■ Goal
Each entry must be reproduced precisely as it stands.

■ Information shown
* * *
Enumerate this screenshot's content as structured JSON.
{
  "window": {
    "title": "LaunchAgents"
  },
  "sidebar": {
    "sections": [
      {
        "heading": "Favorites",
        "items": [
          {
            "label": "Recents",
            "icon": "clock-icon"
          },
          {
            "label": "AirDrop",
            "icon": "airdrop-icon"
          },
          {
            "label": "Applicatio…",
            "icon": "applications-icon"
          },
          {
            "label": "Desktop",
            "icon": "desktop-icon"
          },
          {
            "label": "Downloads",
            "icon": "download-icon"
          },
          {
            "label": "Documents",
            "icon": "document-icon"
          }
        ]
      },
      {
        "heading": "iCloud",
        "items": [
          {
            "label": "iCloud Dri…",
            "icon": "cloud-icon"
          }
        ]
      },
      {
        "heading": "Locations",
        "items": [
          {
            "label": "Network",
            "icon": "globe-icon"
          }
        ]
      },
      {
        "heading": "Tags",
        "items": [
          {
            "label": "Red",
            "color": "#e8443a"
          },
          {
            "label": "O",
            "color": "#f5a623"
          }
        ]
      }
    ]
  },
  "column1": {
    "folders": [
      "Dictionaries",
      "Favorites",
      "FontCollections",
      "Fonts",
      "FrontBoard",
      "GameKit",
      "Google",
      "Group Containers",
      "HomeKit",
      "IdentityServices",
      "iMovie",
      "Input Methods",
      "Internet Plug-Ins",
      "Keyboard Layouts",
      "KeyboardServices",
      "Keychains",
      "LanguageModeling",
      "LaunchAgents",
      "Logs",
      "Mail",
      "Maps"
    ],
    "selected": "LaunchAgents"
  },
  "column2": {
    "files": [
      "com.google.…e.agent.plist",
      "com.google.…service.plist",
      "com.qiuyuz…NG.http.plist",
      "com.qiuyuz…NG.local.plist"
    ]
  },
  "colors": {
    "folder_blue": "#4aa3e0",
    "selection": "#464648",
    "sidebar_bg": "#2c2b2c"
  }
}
* * *
■ Result below
Enumerate this screenshot's content as structured JSON.
{
  "window": {
    "title": "LaunchAgents"
  },
  "sidebar": {
    "sections": [
      {
        "heading": "Favorites",
        "items": [
          {
            "label": "Recents",
            "icon": "clock-icon"
          },
          {
            "label": "AirDrop",
            "icon": "airdrop-icon"
          },
          {
            "label": "Applicatio…",
            "icon": "applications-icon"
          },
          {
            "label": "Desktop",
            "icon": "desktop-icon"
          },
          {
            "label": "Downloads",
            "icon": "download-icon"
          },
          {
            "label": "Documents",
            "icon": "document-icon"
          }
        ]
      },
      {
        "heading": "iCloud",
        "items": [
          {
            "label": "iCloud Dri…",
            "icon": "cloud-icon"
          }
        ]
      },
      {
        "heading": "Locations",
        "items": [
          {
            "label": "Network",
            "icon": "globe-icon"
          }
        ]
      },
      {
        "heading": "Tags",
        "items": [
          {
            "label": "Red",
            "color": "#e8443a"
          },
          {
            "label": "O",
            "color": "#f5a623"
          }
        ]
      }
    ]
  },
  "column1": {
    "folders": [
      "Dictionaries",
      "Favorites",
      "FontCollections",
      "Fonts",
      "FrontBoard",
      "GameKit",
      "Google",
      "Group Containers",
      "HomeKit",
      "IdentityServices",
      "iMovie",
      "Input Methods",
      "Internet Plug-Ins",
      "Keyboard Layouts",
      "KeyboardServices",
      "Keychains",
      "LanguageModeling",
      "LaunchAgents",
      "Logs",
      "Mail",
      "Maps"
    ],
    "selected": "LaunchAgents"
  },
  "column2": {
    "files": [
      "com.google.…e.agent.plist",
      "com.google.…service.plist",
      "com.qiuyuz…NG.http.plist",
      "com.qiuyuz…NG.local.plist"
    ]
  },
  "colors": {
    "folder_blue": "#4aa3e0",
    "selection": "#464648",
    "sidebar_bg": "#2c2b2c"
  }
}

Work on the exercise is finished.